Start Records
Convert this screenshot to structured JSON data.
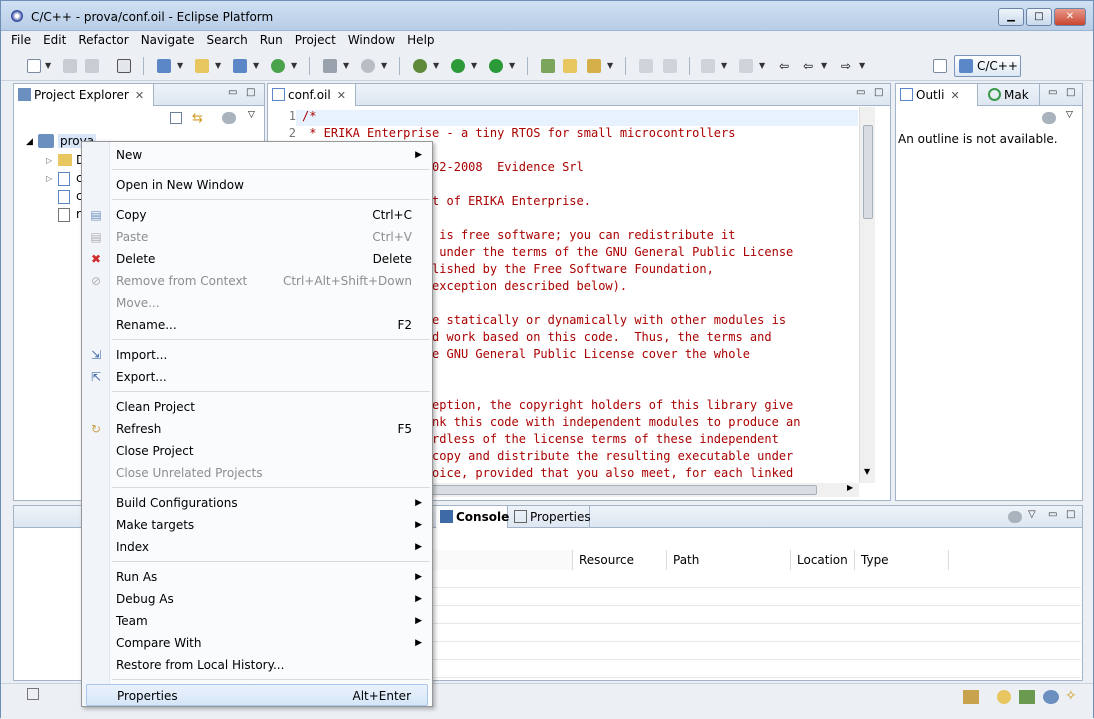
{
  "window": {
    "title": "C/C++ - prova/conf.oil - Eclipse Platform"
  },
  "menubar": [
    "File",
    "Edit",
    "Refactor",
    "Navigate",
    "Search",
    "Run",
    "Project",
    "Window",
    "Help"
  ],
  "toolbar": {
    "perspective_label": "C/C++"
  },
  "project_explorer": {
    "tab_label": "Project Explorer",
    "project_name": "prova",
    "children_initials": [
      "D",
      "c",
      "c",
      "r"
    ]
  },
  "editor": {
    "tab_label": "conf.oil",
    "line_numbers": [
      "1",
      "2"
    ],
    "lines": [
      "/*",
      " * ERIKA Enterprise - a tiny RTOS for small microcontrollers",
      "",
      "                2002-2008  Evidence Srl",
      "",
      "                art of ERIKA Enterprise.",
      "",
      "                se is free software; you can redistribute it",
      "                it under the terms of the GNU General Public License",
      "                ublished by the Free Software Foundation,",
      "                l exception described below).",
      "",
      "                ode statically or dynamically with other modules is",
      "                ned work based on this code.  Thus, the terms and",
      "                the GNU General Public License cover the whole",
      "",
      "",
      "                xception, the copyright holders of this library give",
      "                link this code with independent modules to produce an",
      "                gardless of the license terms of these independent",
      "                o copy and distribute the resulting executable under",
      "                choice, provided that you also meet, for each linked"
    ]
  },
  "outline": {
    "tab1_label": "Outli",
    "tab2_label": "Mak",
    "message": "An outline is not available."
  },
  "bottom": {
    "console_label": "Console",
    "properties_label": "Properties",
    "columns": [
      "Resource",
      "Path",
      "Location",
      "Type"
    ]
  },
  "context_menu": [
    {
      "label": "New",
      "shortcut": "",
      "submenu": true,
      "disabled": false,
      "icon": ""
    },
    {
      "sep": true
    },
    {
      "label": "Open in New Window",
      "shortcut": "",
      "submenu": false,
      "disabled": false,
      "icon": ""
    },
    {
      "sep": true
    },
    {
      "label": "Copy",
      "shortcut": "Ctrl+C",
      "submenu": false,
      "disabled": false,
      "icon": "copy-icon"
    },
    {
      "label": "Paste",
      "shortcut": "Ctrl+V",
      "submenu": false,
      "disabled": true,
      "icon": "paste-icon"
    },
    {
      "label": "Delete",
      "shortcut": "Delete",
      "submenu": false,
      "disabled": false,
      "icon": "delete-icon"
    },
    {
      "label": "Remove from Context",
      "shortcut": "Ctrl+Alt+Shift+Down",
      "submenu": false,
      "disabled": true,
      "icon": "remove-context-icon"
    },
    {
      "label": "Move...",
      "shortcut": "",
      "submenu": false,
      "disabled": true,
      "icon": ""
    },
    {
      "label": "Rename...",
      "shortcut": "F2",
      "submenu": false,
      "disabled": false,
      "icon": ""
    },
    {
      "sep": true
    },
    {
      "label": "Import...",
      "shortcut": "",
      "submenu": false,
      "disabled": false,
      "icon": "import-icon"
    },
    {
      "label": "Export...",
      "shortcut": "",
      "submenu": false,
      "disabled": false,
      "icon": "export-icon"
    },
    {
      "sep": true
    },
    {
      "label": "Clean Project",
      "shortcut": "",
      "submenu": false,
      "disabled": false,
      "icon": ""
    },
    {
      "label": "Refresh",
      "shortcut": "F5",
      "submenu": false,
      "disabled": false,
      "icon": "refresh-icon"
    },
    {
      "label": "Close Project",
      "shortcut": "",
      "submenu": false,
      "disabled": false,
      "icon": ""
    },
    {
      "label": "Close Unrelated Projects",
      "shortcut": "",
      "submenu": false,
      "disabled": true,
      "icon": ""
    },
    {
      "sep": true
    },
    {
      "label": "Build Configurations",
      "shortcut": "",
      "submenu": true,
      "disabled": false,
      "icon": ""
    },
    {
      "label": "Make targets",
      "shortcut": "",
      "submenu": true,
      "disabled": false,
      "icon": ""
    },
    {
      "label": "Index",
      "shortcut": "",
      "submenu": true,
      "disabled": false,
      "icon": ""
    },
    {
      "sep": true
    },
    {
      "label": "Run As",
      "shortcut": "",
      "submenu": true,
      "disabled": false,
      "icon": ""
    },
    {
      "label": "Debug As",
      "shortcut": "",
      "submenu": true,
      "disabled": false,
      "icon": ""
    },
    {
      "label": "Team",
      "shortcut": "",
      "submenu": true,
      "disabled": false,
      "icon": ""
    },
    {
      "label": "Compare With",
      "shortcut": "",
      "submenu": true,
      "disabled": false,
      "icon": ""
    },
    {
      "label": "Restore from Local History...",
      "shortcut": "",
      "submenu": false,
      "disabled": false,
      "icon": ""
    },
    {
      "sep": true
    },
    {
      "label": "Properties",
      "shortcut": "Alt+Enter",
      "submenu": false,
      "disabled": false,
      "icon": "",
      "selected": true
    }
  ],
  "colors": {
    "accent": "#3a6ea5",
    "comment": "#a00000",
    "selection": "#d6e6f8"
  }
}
End Records
> [What to do] Pictures in the records above are left out; print everything else exactly as written.

> [Task solution]
Convert this screenshot to structured JSON data.
{
  "window": {
    "title": "C/C++ - prova/conf.oil - Eclipse Platform"
  },
  "menubar": [
    "File",
    "Edit",
    "Refactor",
    "Navigate",
    "Search",
    "Run",
    "Project",
    "Window",
    "Help"
  ],
  "toolbar": {
    "perspective_label": "C/C++"
  },
  "project_explorer": {
    "tab_label": "Project Explorer",
    "project_name": "prova",
    "children_initials": [
      "D",
      "c",
      "c",
      "r"
    ]
  },
  "editor": {
    "tab_label": "conf.oil",
    "line_numbers": [
      "1",
      "2"
    ],
    "lines": [
      "/*",
      " * ERIKA Enterprise - a tiny RTOS for small microcontrollers",
      "",
      "                2002-2008  Evidence Srl",
      "",
      "                art of ERIKA Enterprise.",
      "",
      "                se is free software; you can redistribute it",
      "                it under the terms of the GNU General Public License",
      "                ublished by the Free Software Foundation,",
      "                l exception described below).",
      "",
      "                ode statically or dynamically with other modules is",
      "                ned work based on this code.  Thus, the terms and",
      "                the GNU General Public License cover the whole",
      "",
      "",
      "                xception, the copyright holders of this library give",
      "                link this code with independent modules to produce an",
      "                gardless of the license terms of these independent",
      "                o copy and distribute the resulting executable under",
      "                choice, provided that you also meet, for each linked"
    ]
  },
  "outline": {
    "tab1_label": "Outli",
    "tab2_label": "Mak",
    "message": "An outline is not available."
  },
  "bottom": {
    "console_label": "Console",
    "properties_label": "Properties",
    "columns": [
      "Resource",
      "Path",
      "Location",
      "Type"
    ]
  },
  "context_menu": [
    {
      "label": "New",
      "shortcut": "",
      "submenu": true,
      "disabled": false,
      "icon": ""
    },
    {
      "sep": true
    },
    {
      "label": "Open in New Window",
      "shortcut": "",
      "submenu": false,
      "disabled": false,
      "icon": ""
    },
    {
      "sep": true
    },
    {
      "label": "Copy",
      "shortcut": "Ctrl+C",
      "submenu": false,
      "disabled": false,
      "icon": "copy-icon"
    },
    {
      "label": "Paste",
      "shortcut": "Ctrl+V",
      "submenu": false,
      "disabled": true,
      "icon": "paste-icon"
    },
    {
      "label": "Delete",
      "shortcut": "Delete",
      "submenu": false,
      "disabled": false,
      "icon": "delete-icon"
    },
    {
      "label": "Remove from Context",
      "shortcut": "Ctrl+Alt+Shift+Down",
      "submenu": false,
      "disabled": true,
      "icon": "remove-context-icon"
    },
    {
      "label": "Move...",
      "shortcut": "",
      "submenu": false,
      "disabled": true,
      "icon": ""
    },
    {
      "label": "Rename...",
      "shortcut": "F2",
      "submenu": false,
      "disabled": false,
      "icon": ""
    },
    {
      "sep": true
    },
    {
      "label": "Import...",
      "shortcut": "",
      "submenu": false,
      "disabled": false,
      "icon": "import-icon"
    },
    {
      "label": "Export...",
      "shortcut": "",
      "submenu": false,
      "disabled": false,
      "icon": "export-icon"
    },
    {
      "sep": true
    },
    {
      "label": "Clean Project",
      "shortcut": "",
      "submenu": false,
      "disabled": false,
      "icon": ""
    },
    {
      "label": "Refresh",
      "shortcut": "F5",
      "submenu": false,
      "disabled": false,
      "icon": "refresh-icon"
    },
    {
      "label": "Close Project",
      "shortcut": "",
      "submenu": false,
      "disabled": false,
      "icon": ""
    },
    {
      "label": "Close Unrelated Projects",
      "shortcut": "",
      "submenu": false,
      "disabled": true,
      "icon": ""
    },
    {
      "sep": true
    },
    {
      "label": "Build Configurations",
      "shortcut": "",
      "submenu": true,
      "disabled": false,
      "icon": ""
    },
    {
      "label": "Make targets",
      "shortcut": "",
      "submenu": true,
      "disabled": false,
      "icon": ""
    },
    {
      "label": "Index",
      "shortcut": "",
      "submenu": true,
      "disabled": false,
      "icon": ""
    },
    {
      "sep": true
    },
    {
      "label": "Run As",
      "shortcut": "",
      "submenu": true,
      "disabled": false,
      "icon": ""
    },
    {
      "label": "Debug As",
      "shortcut": "",
      "submenu": true,
      "disabled": false,
      "icon": ""
    },
    {
      "label": "Team",
      "shortcut": "",
      "submenu": true,
      "disabled": false,
      "icon": ""
    },
    {
      "label": "Compare With",
      "shortcut": "",
      "submenu": true,
      "disabled": false,
      "icon": ""
    },
    {
      "label": "Restore from Local History...",
      "shortcut": "",
      "submenu": false,
      "disabled": false,
      "icon": ""
    },
    {
      "sep": true
    },
    {
      "label": "Properties",
      "shortcut": "Alt+Enter",
      "submenu": false,
      "disabled": false,
      "icon": "",
      "selected": true
    }
  ],
  "colors": {
    "accent": "#3a6ea5",
    "comment": "#a00000",
    "selection": "#d6e6f8"
  }
}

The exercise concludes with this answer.